**Supplied entries:**
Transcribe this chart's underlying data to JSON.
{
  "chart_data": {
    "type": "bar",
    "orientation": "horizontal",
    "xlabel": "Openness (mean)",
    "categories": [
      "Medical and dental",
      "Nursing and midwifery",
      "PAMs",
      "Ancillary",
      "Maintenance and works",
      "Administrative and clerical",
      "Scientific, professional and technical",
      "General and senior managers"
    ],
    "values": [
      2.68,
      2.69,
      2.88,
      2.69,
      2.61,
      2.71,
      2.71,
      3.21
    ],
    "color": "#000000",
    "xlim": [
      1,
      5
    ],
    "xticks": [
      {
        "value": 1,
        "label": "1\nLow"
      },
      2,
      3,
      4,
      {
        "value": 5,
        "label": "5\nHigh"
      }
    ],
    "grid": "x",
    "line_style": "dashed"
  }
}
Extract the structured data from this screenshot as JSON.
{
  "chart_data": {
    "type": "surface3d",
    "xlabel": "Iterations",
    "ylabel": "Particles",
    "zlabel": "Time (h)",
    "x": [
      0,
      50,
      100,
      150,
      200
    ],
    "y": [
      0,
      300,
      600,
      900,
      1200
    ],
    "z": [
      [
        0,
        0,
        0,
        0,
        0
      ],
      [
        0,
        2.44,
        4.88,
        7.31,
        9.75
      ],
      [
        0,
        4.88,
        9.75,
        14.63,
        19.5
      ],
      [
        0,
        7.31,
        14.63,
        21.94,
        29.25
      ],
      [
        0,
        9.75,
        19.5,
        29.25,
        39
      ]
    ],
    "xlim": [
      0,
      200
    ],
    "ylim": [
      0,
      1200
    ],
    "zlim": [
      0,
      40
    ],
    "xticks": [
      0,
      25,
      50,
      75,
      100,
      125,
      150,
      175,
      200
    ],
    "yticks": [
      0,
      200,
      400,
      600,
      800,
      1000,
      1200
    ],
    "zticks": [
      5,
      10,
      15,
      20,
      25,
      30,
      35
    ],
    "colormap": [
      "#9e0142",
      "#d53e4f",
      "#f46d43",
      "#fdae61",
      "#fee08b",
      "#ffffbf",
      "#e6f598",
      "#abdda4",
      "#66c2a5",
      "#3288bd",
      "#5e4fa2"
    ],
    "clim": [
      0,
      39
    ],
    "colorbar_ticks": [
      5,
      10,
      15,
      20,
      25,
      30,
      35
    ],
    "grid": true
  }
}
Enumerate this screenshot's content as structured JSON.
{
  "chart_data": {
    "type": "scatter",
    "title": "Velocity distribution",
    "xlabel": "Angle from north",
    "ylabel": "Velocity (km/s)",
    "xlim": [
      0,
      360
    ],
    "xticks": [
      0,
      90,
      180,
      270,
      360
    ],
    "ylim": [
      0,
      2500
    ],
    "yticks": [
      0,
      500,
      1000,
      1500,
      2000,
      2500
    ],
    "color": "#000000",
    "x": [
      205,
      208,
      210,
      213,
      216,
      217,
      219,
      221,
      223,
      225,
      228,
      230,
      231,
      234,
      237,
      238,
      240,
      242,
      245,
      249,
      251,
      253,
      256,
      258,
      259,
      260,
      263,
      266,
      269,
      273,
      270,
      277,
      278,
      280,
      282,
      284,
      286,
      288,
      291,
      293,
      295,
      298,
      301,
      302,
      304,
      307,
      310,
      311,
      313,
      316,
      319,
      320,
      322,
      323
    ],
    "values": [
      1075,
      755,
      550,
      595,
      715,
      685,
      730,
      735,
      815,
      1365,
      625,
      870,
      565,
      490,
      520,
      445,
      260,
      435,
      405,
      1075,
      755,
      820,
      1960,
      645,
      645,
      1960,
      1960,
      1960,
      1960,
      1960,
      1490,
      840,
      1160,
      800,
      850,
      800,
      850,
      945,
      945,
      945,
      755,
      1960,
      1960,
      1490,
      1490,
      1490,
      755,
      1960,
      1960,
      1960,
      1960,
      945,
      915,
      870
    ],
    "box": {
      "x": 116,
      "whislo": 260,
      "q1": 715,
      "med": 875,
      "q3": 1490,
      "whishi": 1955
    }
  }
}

**Instruction:**
Filter for "screenshot". Return all lines that hold it.

**Solution:**
Extract the structured data from this screenshot as JSON.
Enumerate this screenshot's content as structured JSON.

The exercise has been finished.